══ DATA IN THIS EXERCISE ══

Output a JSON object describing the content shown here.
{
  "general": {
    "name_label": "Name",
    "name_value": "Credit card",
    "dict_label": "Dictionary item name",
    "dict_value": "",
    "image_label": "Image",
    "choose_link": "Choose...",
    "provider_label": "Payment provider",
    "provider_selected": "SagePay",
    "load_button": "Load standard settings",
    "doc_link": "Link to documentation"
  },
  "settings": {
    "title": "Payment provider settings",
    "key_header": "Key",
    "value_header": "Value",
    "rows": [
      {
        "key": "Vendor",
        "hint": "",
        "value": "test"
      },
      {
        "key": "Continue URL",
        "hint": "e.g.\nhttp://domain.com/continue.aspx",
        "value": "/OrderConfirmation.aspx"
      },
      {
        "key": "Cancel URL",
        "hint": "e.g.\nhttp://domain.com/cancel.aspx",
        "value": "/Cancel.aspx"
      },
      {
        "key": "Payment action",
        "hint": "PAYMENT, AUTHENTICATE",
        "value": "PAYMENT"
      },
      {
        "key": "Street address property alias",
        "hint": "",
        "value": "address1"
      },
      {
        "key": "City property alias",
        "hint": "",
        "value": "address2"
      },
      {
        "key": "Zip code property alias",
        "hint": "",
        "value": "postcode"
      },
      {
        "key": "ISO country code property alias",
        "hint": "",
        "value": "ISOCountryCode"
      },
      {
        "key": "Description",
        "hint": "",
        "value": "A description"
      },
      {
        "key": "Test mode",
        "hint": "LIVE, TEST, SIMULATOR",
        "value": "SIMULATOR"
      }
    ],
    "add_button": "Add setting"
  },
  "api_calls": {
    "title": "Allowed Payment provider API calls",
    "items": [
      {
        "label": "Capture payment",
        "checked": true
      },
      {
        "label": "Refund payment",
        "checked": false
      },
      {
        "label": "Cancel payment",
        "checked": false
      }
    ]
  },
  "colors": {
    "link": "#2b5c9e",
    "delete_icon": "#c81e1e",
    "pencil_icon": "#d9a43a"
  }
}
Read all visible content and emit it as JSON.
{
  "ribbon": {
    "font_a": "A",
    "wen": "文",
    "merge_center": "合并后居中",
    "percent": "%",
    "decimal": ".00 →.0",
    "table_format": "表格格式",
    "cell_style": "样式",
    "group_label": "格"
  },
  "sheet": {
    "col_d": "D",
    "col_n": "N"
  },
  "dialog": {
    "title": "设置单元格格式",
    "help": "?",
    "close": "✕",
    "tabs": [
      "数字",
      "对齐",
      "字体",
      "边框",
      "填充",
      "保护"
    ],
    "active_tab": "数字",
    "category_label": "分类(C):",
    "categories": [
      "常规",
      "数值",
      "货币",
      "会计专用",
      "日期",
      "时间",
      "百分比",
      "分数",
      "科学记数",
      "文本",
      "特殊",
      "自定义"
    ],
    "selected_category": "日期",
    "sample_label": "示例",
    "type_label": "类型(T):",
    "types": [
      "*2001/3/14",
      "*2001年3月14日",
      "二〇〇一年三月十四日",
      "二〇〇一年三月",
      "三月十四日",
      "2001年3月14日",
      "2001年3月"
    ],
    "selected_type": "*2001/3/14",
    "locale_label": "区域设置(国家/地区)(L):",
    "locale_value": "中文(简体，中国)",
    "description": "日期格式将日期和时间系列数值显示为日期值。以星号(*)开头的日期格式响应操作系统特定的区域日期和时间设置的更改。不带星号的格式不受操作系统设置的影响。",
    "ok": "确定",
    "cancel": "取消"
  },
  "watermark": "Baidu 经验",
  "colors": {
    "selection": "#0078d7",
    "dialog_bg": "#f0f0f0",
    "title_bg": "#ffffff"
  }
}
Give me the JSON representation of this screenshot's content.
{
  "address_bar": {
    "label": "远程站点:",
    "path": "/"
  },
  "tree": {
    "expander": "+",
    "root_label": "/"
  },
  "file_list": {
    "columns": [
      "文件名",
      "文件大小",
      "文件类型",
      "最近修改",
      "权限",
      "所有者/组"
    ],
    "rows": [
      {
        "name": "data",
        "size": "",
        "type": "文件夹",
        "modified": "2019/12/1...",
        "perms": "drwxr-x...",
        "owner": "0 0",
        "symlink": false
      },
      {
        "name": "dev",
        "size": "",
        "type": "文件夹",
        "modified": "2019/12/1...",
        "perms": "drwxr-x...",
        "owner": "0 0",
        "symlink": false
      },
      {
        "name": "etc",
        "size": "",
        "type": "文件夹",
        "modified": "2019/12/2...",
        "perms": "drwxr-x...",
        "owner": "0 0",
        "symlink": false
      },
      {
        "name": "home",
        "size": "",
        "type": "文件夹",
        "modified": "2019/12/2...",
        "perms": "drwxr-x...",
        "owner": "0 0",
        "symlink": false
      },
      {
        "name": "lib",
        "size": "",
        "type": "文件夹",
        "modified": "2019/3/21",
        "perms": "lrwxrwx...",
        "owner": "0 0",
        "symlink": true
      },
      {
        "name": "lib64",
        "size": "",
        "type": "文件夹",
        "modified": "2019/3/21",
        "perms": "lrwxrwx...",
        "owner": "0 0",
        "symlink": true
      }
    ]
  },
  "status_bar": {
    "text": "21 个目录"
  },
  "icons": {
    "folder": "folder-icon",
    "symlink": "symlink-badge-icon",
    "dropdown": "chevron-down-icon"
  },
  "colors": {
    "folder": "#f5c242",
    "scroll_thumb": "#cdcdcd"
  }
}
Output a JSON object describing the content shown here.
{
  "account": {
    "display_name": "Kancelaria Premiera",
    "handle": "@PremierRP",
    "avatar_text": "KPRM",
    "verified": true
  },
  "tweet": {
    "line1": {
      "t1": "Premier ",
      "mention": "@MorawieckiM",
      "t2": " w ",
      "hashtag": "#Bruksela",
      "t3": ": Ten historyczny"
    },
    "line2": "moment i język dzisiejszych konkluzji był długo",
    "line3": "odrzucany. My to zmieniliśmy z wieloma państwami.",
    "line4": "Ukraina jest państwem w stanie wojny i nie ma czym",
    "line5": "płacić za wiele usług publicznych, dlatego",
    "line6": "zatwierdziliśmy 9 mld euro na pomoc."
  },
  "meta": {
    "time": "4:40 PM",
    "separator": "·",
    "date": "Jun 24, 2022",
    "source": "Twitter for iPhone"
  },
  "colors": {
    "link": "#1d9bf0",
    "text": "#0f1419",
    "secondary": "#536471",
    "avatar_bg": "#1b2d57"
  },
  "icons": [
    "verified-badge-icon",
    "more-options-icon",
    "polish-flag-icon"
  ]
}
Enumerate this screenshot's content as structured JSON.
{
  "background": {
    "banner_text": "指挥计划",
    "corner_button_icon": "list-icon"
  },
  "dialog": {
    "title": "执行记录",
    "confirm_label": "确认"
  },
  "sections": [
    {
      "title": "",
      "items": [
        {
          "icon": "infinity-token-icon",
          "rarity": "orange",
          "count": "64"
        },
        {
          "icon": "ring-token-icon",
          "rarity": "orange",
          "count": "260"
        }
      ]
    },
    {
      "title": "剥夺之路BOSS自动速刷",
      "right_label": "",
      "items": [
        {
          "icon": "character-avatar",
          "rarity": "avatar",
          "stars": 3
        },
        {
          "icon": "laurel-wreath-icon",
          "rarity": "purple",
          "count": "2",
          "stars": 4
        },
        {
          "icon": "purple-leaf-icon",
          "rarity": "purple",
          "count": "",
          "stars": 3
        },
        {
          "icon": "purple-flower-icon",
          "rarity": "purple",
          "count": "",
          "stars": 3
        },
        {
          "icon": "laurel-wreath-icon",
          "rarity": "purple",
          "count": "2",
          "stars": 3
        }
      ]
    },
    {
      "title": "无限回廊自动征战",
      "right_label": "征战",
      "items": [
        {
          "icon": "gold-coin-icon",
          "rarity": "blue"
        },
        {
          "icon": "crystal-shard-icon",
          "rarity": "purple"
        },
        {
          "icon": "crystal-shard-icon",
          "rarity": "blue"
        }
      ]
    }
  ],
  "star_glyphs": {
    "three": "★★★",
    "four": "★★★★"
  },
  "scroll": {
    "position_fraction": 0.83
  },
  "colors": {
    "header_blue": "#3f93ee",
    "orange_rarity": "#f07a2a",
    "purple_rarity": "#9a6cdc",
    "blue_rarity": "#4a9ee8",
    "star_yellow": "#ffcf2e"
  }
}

═══

• WHAT YOU SHOULD DO:
Extract every line above that contains the word "property".

• SOLUTION:
        "key": "Street address property alias",
        "key": "City property alias",
        "key": "Zip code property alias",
        "key": "ISO country code property alias",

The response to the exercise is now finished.